----- RECORDS FOR THIS EXERCISE -----

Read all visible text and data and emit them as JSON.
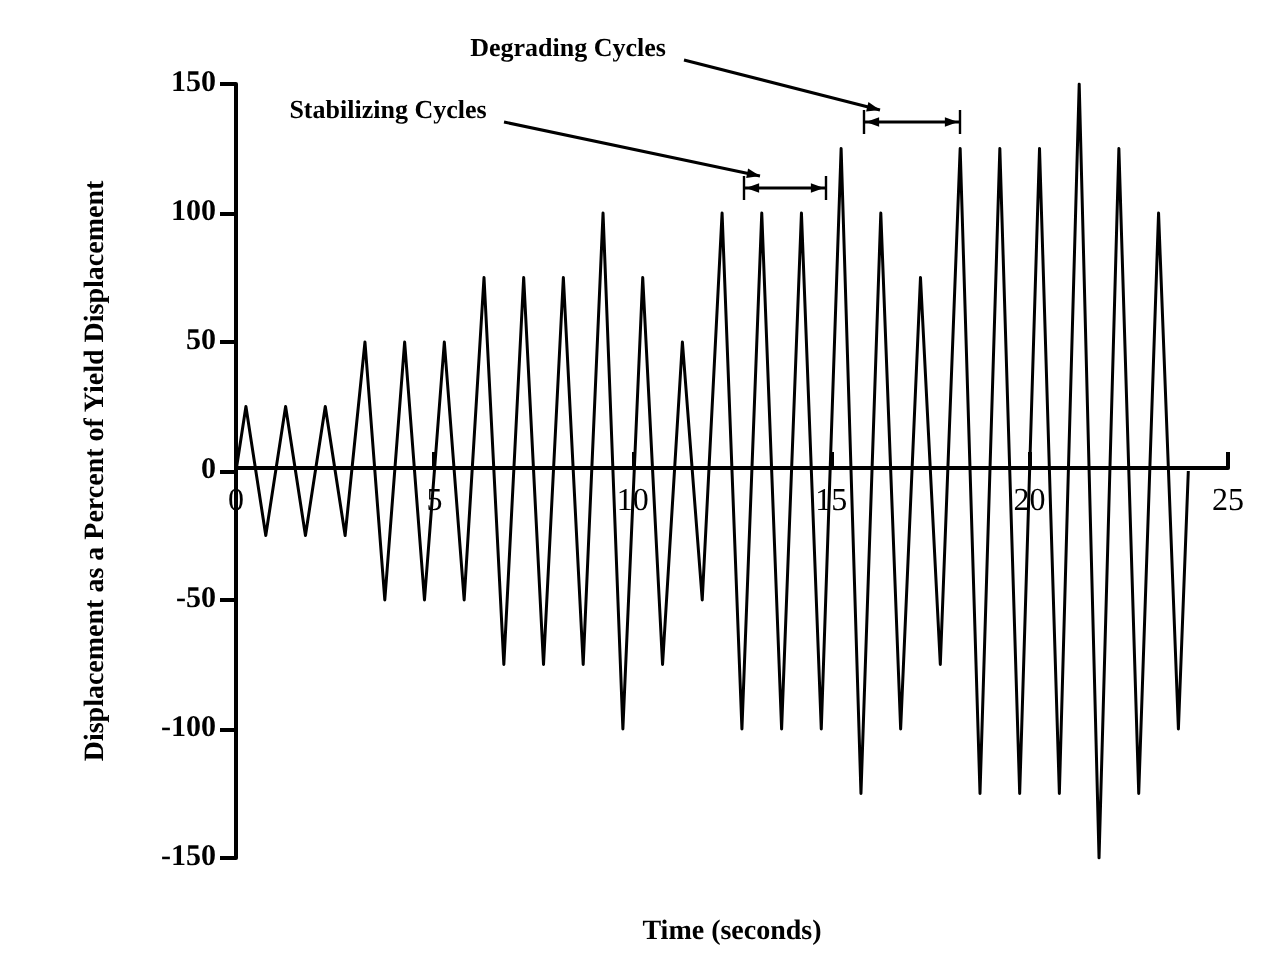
{
  "chart_data": {
    "type": "line",
    "xlabel": "Time (seconds)",
    "ylabel": "Displacement as a Percent of Yield Displacement",
    "x": [
      0,
      0.25,
      0.75,
      1.25,
      1.75,
      2.25,
      2.75,
      3.25,
      3.75,
      4.25,
      4.75,
      5.25,
      5.75,
      6.25,
      6.75,
      7.25,
      7.75,
      8.25,
      8.75,
      9.25,
      9.75,
      10.25,
      10.75,
      11.25,
      11.75,
      12.25,
      12.75,
      13.25,
      13.75,
      14.25,
      14.75,
      15.25,
      15.75,
      16.25,
      16.75,
      17.25,
      17.75,
      18.25,
      18.75,
      19.25,
      19.75,
      20.25,
      20.75,
      21.25,
      21.75,
      22.25,
      22.75,
      23.25,
      23.75,
      24
    ],
    "series": [
      {
        "color": "#000000",
        "values": [
          0,
          25,
          -25,
          25,
          -25,
          25,
          -25,
          50,
          -50,
          50,
          -50,
          50,
          -50,
          75,
          -75,
          75,
          -75,
          75,
          -75,
          100,
          -100,
          75,
          -75,
          50,
          -50,
          100,
          -100,
          100,
          -100,
          100,
          -100,
          125,
          -125,
          100,
          -100,
          75,
          -75,
          125,
          -125,
          125,
          -125,
          125,
          -125,
          150,
          -150,
          125,
          -125,
          100,
          -100,
          0
        ]
      }
    ],
    "xlim": [
      0,
      25
    ],
    "xticks": [
      0,
      5,
      10,
      15,
      20,
      25
    ],
    "ylim": [
      -150,
      150
    ],
    "yticks": [
      -150,
      -100,
      -50,
      0,
      50,
      100,
      150
    ],
    "grid": false,
    "marker": "none",
    "line_style": "solid",
    "annotations": [
      "Stabilizing Cycles",
      "Degrading Cycles"
    ]
  }
}
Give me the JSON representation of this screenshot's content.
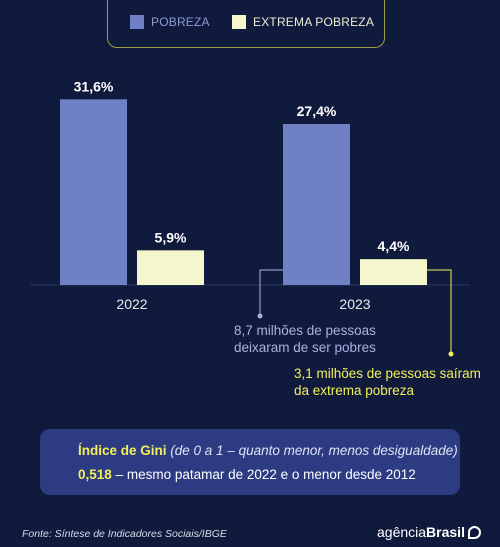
{
  "colors": {
    "background": "#101a3c",
    "pobreza": "#7080c4",
    "extrema": "#f5f6cc",
    "accent": "#f2f05a",
    "box": "#2d3b83"
  },
  "chart_data": {
    "type": "bar",
    "categories": [
      "2022",
      "2023"
    ],
    "series": [
      {
        "name": "POBREZA",
        "values": [
          31.6,
          27.4
        ],
        "labels": [
          "31,6%",
          "27,4%"
        ]
      },
      {
        "name": "EXTREMA POBREZA",
        "values": [
          5.9,
          4.4
        ],
        "labels": [
          "5,9%",
          "4,4%"
        ]
      }
    ],
    "ylim": [
      0,
      40
    ],
    "legend_position": "top"
  },
  "annotations": {
    "pobres": [
      "8,7 milhões de pessoas",
      "deixaram de ser pobres"
    ],
    "extrema": [
      "3,1 milhões de pessoas saíram",
      "da extrema pobreza"
    ]
  },
  "gini": {
    "title": "Índice de Gini",
    "subtitle": "(de 0 a 1 – quanto menor, menos desigualdade)",
    "value": "0,518",
    "text": "– mesmo patamar de 2022 e o menor desde 2012"
  },
  "footer": {
    "source": "Fonte:  Síntese de Indicadores Sociais/IBGE",
    "logo_prefix": "agência",
    "logo_brand": "Brasil",
    "logo_icon": "agencia-brasil-logo-icon"
  }
}
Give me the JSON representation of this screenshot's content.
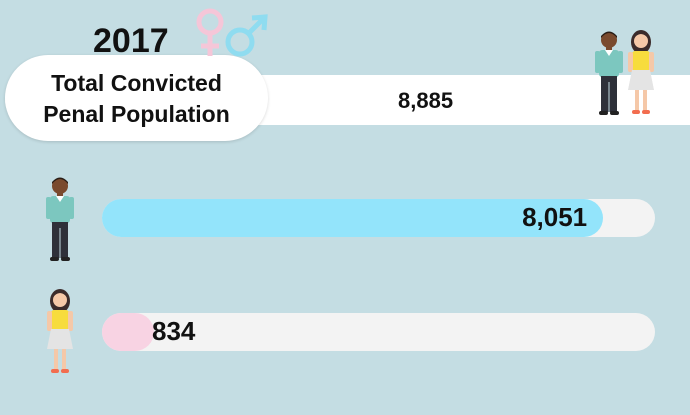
{
  "chart_data": {
    "type": "bar",
    "title": "2017",
    "subtitle": "Total Convicted Penal Population",
    "total": 8885,
    "total_label": "8,885",
    "categories": [
      null,
      null
    ],
    "values": [
      8051,
      834
    ],
    "value_labels": [
      "8,051",
      "834"
    ],
    "colors": [
      "#93e4fb",
      "#f8d3e3"
    ]
  }
}
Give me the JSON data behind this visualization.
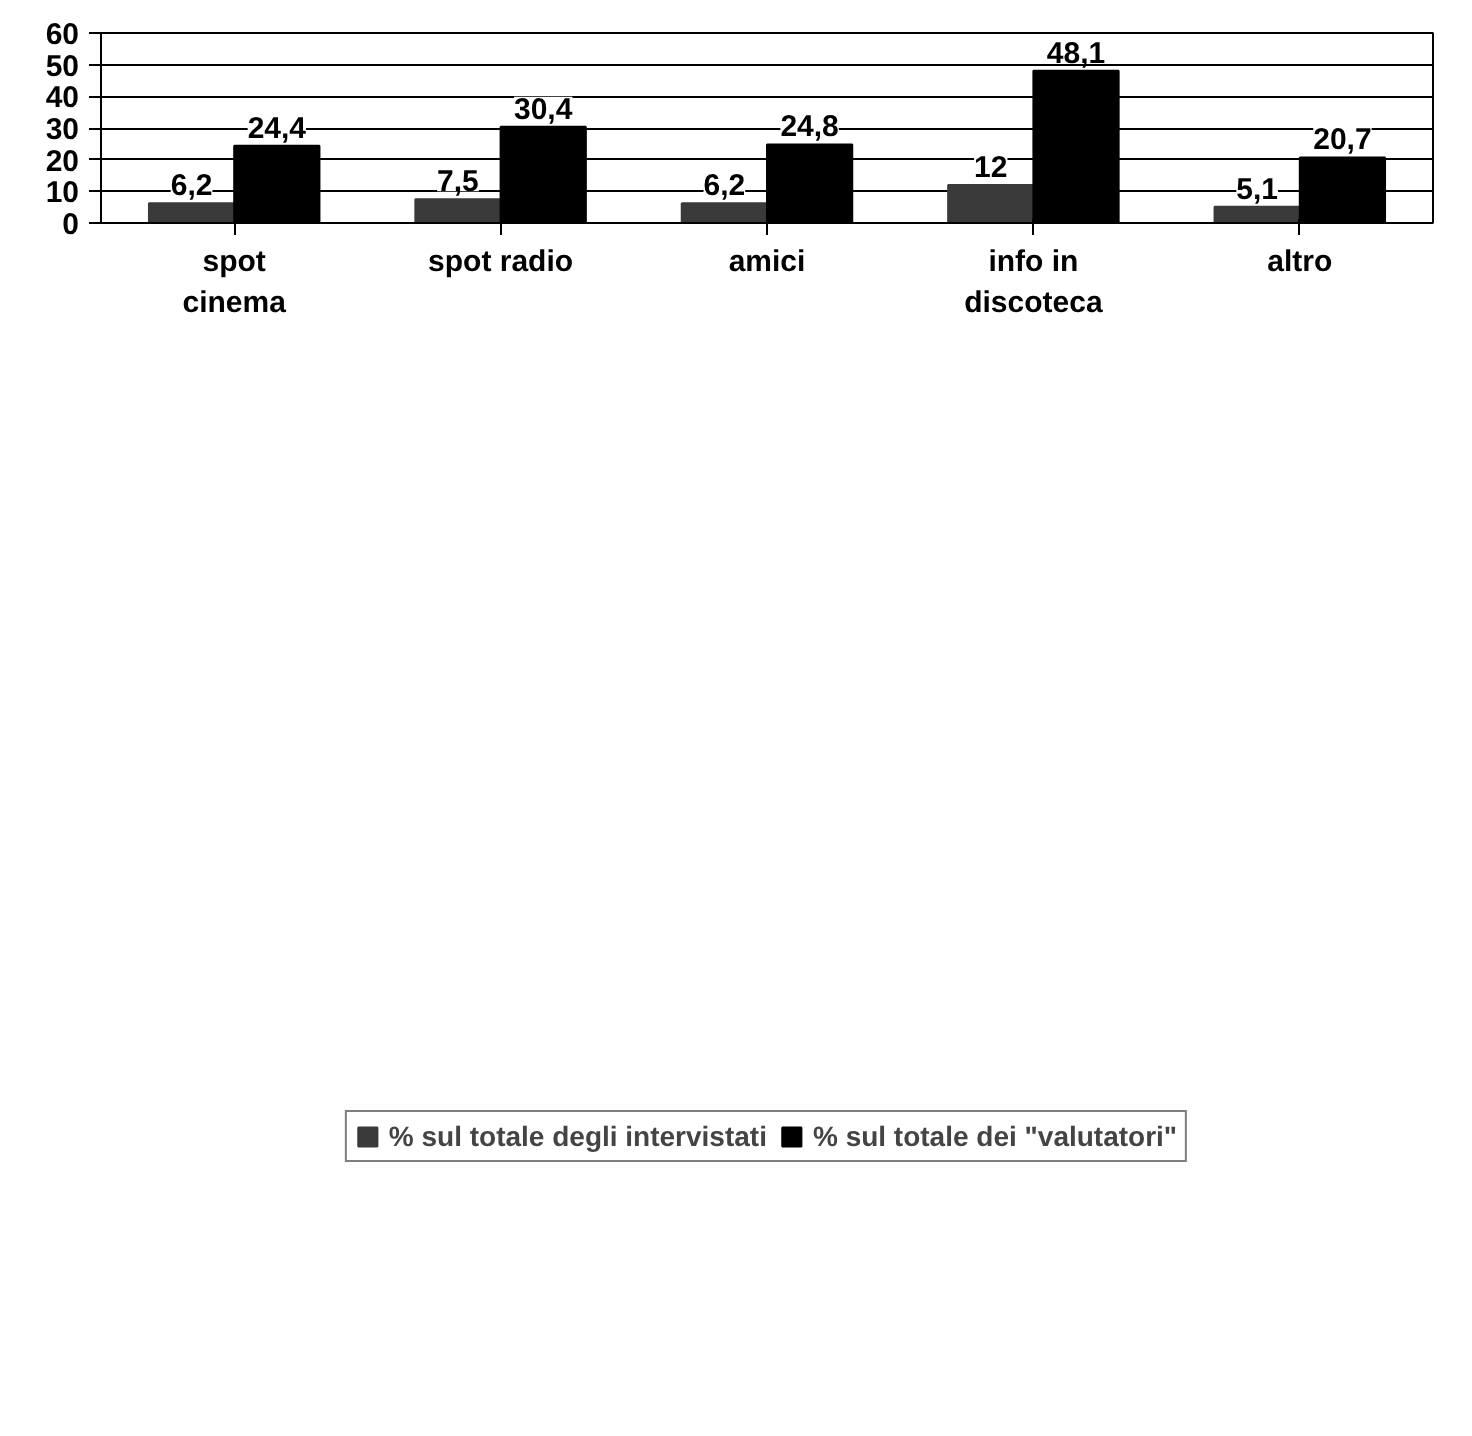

-----

AIM:
Filter the data, keeping only the lines that contain "Cycles".

THE RESPONSE:
      "Stabilizing Cycles",
      "Degrading Cycles"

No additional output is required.